[start of Information supplied]
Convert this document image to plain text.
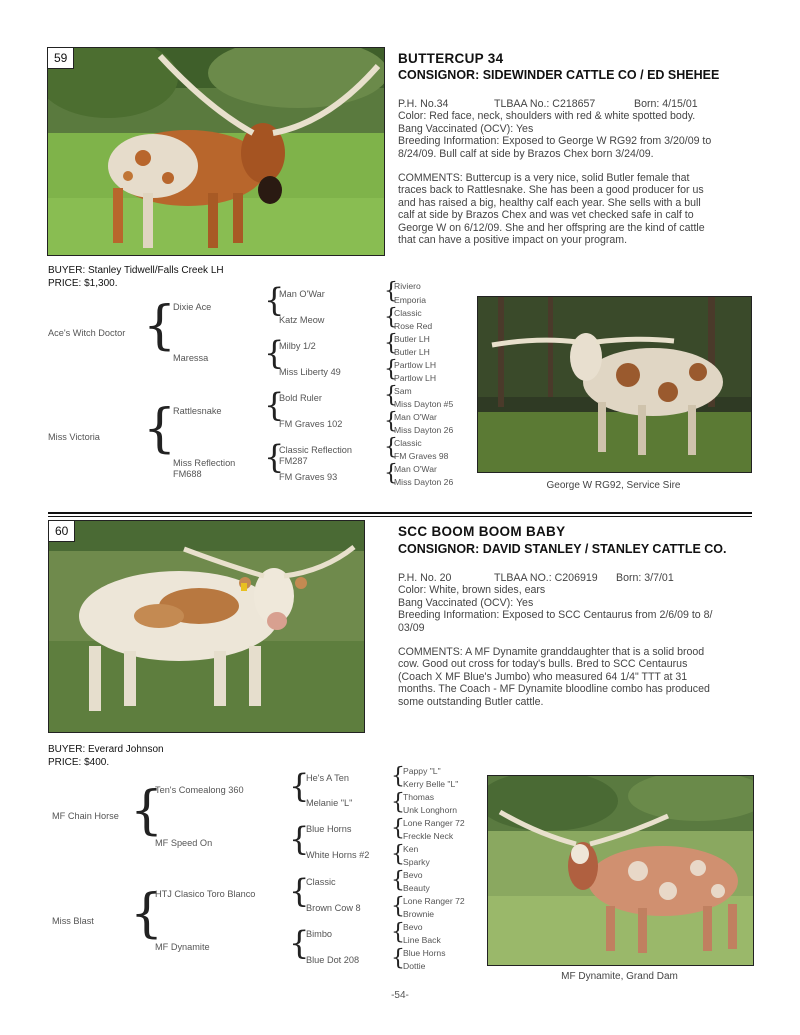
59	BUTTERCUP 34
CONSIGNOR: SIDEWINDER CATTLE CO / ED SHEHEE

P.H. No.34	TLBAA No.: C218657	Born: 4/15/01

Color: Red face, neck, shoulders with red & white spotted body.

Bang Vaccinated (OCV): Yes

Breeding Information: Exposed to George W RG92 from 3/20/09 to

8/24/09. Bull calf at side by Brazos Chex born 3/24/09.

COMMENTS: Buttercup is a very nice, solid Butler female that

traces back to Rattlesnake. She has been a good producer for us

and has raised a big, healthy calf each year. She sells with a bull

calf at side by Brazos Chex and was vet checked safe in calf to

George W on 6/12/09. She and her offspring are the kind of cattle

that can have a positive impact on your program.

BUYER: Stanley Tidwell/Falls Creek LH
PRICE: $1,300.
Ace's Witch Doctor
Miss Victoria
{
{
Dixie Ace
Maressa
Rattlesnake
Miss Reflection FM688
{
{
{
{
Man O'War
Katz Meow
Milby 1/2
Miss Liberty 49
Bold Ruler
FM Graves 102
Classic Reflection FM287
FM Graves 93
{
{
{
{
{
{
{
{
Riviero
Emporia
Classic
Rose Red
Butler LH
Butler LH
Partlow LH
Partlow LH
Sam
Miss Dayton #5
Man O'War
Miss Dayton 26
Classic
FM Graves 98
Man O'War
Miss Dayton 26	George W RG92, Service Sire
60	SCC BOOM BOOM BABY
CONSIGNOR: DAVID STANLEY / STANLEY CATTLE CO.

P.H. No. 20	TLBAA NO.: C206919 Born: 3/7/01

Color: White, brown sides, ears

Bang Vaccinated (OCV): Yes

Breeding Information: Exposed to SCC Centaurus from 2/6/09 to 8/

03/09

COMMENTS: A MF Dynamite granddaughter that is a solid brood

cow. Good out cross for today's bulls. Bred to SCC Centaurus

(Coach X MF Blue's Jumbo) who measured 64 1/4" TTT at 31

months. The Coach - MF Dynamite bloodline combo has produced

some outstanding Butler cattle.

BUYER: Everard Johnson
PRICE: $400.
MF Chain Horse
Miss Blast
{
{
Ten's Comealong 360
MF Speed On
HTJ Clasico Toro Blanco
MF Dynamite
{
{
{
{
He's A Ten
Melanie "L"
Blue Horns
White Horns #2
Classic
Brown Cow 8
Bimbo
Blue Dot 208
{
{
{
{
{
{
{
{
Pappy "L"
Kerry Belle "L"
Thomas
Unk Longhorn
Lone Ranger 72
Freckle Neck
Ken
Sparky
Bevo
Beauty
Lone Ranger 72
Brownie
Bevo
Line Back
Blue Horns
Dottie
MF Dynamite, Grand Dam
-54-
[end of Information supplied]
§ **What is needed**
Quote the full listing above word for word; exclude every picture from the copy.

§ **Correct response**
Convert this document image to plain text.
59	BUTTERCUP 34
CONSIGNOR: SIDEWINDER CATTLE CO / ED SHEHEE

P.H. No.34	TLBAA No.: C218657	Born: 4/15/01

Color: Red face, neck, shoulders with red & white spotted body.

Bang Vaccinated (OCV): Yes

Breeding Information: Exposed to George W RG92 from 3/20/09 to

8/24/09. Bull calf at side by Brazos Chex born 3/24/09.

COMMENTS: Buttercup is a very nice, solid Butler female that

traces back to Rattlesnake. She has been a good producer for us

and has raised a big, healthy calf each year. She sells with a bull

calf at side by Brazos Chex and was vet checked safe in calf to

George W on 6/12/09. She and her offspring are the kind of cattle

that can have a positive impact on your program.

BUYER: Stanley Tidwell/Falls Creek LH
PRICE: $1,300.
Ace's Witch Doctor
Miss Victoria
{
{
Dixie Ace
Maressa
Rattlesnake
Miss Reflection FM688
{
{
{
{
Man O'War
Katz Meow
Milby 1/2
Miss Liberty 49
Bold Ruler
FM Graves 102
Classic Reflection FM287
FM Graves 93
{
{
{
{
{
{
{
{
Riviero
Emporia
Classic
Rose Red
Butler LH
Butler LH
Partlow LH
Partlow LH
Sam
Miss Dayton #5
Man O'War
Miss Dayton 26
Classic
FM Graves 98
Man O'War
Miss Dayton 26	George W RG92, Service Sire
60	SCC BOOM BOOM BABY
CONSIGNOR: DAVID STANLEY / STANLEY CATTLE CO.

P.H. No. 20	TLBAA NO.: C206919 Born: 3/7/01

Color: White, brown sides, ears

Bang Vaccinated (OCV): Yes

Breeding Information: Exposed to SCC Centaurus from 2/6/09 to 8/

03/09

COMMENTS: A MF Dynamite granddaughter that is a solid brood

cow. Good out cross for today's bulls. Bred to SCC Centaurus

(Coach X MF Blue's Jumbo) who measured 64 1/4" TTT at 31

months. The Coach - MF Dynamite bloodline combo has produced

some outstanding Butler cattle.

BUYER: Everard Johnson
PRICE: $400.
MF Chain Horse
Miss Blast
{
{
Ten's Comealong 360
MF Speed On
HTJ Clasico Toro Blanco
MF Dynamite
{
{
{
{
He's A Ten
Melanie "L"
Blue Horns
White Horns #2
Classic
Brown Cow 8
Bimbo
Blue Dot 208
{
{
{
{
{
{
{
{
Pappy "L"
Kerry Belle "L"
Thomas
Unk Longhorn
Lone Ranger 72
Freckle Neck
Ken
Sparky
Bevo
Beauty
Lone Ranger 72
Brownie
Bevo
Line Back
Blue Horns
Dottie
MF Dynamite, Grand Dam
-54-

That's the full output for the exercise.